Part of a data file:
┌──

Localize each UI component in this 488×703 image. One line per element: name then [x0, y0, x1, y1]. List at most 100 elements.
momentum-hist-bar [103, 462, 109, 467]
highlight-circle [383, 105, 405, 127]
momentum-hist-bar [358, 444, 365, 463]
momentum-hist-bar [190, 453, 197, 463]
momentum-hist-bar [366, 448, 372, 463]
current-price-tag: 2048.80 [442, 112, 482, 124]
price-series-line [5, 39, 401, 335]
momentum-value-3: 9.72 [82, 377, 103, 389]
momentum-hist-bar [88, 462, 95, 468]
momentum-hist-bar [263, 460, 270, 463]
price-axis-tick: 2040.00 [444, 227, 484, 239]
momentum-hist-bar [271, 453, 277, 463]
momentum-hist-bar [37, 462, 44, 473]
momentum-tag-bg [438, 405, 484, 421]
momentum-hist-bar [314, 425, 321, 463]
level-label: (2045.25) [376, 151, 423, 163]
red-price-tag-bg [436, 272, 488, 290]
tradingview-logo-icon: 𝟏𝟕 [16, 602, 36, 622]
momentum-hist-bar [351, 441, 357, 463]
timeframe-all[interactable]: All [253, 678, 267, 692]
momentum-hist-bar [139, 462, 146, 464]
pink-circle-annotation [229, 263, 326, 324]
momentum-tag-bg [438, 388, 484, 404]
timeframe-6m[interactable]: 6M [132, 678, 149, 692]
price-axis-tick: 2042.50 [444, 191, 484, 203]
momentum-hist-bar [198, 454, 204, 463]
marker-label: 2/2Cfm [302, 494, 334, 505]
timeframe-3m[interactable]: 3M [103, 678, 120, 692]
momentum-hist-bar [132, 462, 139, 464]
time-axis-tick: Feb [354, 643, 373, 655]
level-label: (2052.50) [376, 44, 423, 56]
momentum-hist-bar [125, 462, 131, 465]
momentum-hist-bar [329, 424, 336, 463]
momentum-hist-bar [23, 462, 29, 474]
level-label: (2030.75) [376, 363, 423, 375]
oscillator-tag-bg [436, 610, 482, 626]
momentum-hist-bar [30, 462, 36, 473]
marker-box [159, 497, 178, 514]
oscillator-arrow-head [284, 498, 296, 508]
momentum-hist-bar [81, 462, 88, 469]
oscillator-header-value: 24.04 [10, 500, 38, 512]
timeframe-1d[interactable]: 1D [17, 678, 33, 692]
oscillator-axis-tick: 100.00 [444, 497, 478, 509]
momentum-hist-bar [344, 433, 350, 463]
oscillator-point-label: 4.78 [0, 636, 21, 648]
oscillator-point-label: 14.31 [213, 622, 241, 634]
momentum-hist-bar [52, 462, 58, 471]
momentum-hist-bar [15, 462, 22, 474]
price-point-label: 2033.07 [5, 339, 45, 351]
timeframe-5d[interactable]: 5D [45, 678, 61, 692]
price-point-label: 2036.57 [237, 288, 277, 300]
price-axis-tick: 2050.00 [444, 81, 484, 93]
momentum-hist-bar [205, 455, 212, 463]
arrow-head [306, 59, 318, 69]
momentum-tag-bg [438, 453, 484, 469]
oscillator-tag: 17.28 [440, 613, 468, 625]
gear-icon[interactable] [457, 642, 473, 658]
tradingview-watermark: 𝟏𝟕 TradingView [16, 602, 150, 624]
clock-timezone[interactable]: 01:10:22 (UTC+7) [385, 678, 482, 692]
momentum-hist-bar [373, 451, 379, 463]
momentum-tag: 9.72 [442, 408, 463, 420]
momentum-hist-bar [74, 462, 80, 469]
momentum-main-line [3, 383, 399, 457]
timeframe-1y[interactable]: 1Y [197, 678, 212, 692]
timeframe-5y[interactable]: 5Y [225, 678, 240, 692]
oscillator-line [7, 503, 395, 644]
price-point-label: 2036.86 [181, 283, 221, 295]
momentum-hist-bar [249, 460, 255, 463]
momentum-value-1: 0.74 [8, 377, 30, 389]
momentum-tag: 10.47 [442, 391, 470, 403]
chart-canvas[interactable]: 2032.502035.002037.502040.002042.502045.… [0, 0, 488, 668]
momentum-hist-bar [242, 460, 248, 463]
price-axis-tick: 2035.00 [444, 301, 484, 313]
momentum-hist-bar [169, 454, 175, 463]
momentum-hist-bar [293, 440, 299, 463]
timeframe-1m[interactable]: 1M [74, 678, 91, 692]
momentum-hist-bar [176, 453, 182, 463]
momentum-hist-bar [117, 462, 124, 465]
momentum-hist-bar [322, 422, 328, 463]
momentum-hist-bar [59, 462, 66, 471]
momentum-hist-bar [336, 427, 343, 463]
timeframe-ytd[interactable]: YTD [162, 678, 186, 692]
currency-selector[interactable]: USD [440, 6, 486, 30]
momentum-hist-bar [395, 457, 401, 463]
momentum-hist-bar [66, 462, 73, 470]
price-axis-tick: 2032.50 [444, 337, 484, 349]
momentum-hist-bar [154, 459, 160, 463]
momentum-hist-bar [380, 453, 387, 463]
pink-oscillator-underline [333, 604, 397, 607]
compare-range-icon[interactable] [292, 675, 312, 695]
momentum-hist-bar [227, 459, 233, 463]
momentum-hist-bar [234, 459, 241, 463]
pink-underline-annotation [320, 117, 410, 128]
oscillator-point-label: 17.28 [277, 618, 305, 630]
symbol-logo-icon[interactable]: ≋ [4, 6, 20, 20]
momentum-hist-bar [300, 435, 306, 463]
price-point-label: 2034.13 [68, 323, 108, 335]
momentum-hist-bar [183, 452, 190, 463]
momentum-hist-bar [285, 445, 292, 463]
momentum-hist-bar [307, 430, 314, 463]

└──

= The problem =
Rewrite all of the lines with "momentum-hist-bar" changed to "histogram-bar" everywhere it occurs, leaving everything else as it is.

= Full solution =
Localize each UI component in this 488×703 image. One line per element: name then [x0, y0, x1, y1]. List at most 100 elements.
histogram-bar [103, 462, 109, 467]
highlight-circle [383, 105, 405, 127]
histogram-bar [358, 444, 365, 463]
histogram-bar [190, 453, 197, 463]
histogram-bar [366, 448, 372, 463]
current-price-tag: 2048.80 [442, 112, 482, 124]
price-series-line [5, 39, 401, 335]
momentum-value-3: 9.72 [82, 377, 103, 389]
histogram-bar [88, 462, 95, 468]
histogram-bar [263, 460, 270, 463]
price-axis-tick: 2040.00 [444, 227, 484, 239]
histogram-bar [271, 453, 277, 463]
histogram-bar [37, 462, 44, 473]
momentum-tag-bg [438, 405, 484, 421]
histogram-bar [314, 425, 321, 463]
level-label: (2045.25) [376, 151, 423, 163]
red-price-tag-bg [436, 272, 488, 290]
tradingview-logo-icon: 𝟏𝟕 [16, 602, 36, 622]
histogram-bar [351, 441, 357, 463]
timeframe-all[interactable]: All [253, 678, 267, 692]
histogram-bar [139, 462, 146, 464]
pink-circle-annotation [229, 263, 326, 324]
momentum-tag-bg [438, 388, 484, 404]
timeframe-6m[interactable]: 6M [132, 678, 149, 692]
price-axis-tick: 2042.50 [444, 191, 484, 203]
histogram-bar [198, 454, 204, 463]
marker-label: 2/2Cfm [302, 494, 334, 505]
timeframe-3m[interactable]: 3M [103, 678, 120, 692]
histogram-bar [132, 462, 139, 464]
time-axis-tick: Feb [354, 643, 373, 655]
level-label: (2052.50) [376, 44, 423, 56]
histogram-bar [125, 462, 131, 465]
histogram-bar [329, 424, 336, 463]
histogram-bar [23, 462, 29, 474]
level-label: (2030.75) [376, 363, 423, 375]
oscillator-tag-bg [436, 610, 482, 626]
histogram-bar [30, 462, 36, 473]
marker-box [159, 497, 178, 514]
oscillator-arrow-head [284, 498, 296, 508]
histogram-bar [81, 462, 88, 469]
oscillator-header-value: 24.04 [10, 500, 38, 512]
timeframe-1d[interactable]: 1D [17, 678, 33, 692]
oscillator-axis-tick: 100.00 [444, 497, 478, 509]
histogram-bar [344, 433, 350, 463]
oscillator-point-label: 4.78 [0, 636, 21, 648]
oscillator-point-label: 14.31 [213, 622, 241, 634]
histogram-bar [52, 462, 58, 471]
histogram-bar [15, 462, 22, 474]
price-point-label: 2033.07 [5, 339, 45, 351]
timeframe-5d[interactable]: 5D [45, 678, 61, 692]
price-point-label: 2036.57 [237, 288, 277, 300]
price-axis-tick: 2050.00 [444, 81, 484, 93]
histogram-bar [205, 455, 212, 463]
arrow-head [306, 59, 318, 69]
momentum-tag-bg [438, 453, 484, 469]
oscillator-tag: 17.28 [440, 613, 468, 625]
gear-icon[interactable] [457, 642, 473, 658]
tradingview-watermark: 𝟏𝟕 TradingView [16, 602, 150, 624]
clock-timezone[interactable]: 01:10:22 (UTC+7) [385, 678, 482, 692]
histogram-bar [373, 451, 379, 463]
momentum-tag: 9.72 [442, 408, 463, 420]
histogram-bar [74, 462, 80, 469]
momentum-main-line [3, 383, 399, 457]
timeframe-1y[interactable]: 1Y [197, 678, 212, 692]
timeframe-5y[interactable]: 5Y [225, 678, 240, 692]
oscillator-line [7, 503, 395, 644]
price-point-label: 2036.86 [181, 283, 221, 295]
histogram-bar [249, 460, 255, 463]
momentum-value-1: 0.74 [8, 377, 30, 389]
momentum-tag: 10.47 [442, 391, 470, 403]
chart-canvas[interactable]: 2032.502035.002037.502040.002042.502045.… [0, 0, 488, 668]
histogram-bar [242, 460, 248, 463]
price-axis-tick: 2035.00 [444, 301, 484, 313]
histogram-bar [169, 454, 175, 463]
histogram-bar [293, 440, 299, 463]
timeframe-1m[interactable]: 1M [74, 678, 91, 692]
histogram-bar [176, 453, 182, 463]
histogram-bar [117, 462, 124, 465]
histogram-bar [322, 422, 328, 463]
histogram-bar [59, 462, 66, 471]
histogram-bar [336, 427, 343, 463]
timeframe-ytd[interactable]: YTD [162, 678, 186, 692]
currency-selector[interactable]: USD [440, 6, 486, 30]
histogram-bar [395, 457, 401, 463]
histogram-bar [66, 462, 73, 470]
price-axis-tick: 2032.50 [444, 337, 484, 349]
histogram-bar [154, 459, 160, 463]
histogram-bar [380, 453, 387, 463]
pink-oscillator-underline [333, 604, 397, 607]
compare-range-icon[interactable] [292, 675, 312, 695]
histogram-bar [227, 459, 233, 463]
histogram-bar [234, 459, 241, 463]
pink-underline-annotation [320, 117, 410, 128]
oscillator-point-label: 17.28 [277, 618, 305, 630]
symbol-logo-icon[interactable]: ≋ [4, 6, 20, 20]
histogram-bar [300, 435, 306, 463]
price-point-label: 2034.13 [68, 323, 108, 335]
histogram-bar [183, 452, 190, 463]
histogram-bar [285, 445, 292, 463]
histogram-bar [307, 430, 314, 463]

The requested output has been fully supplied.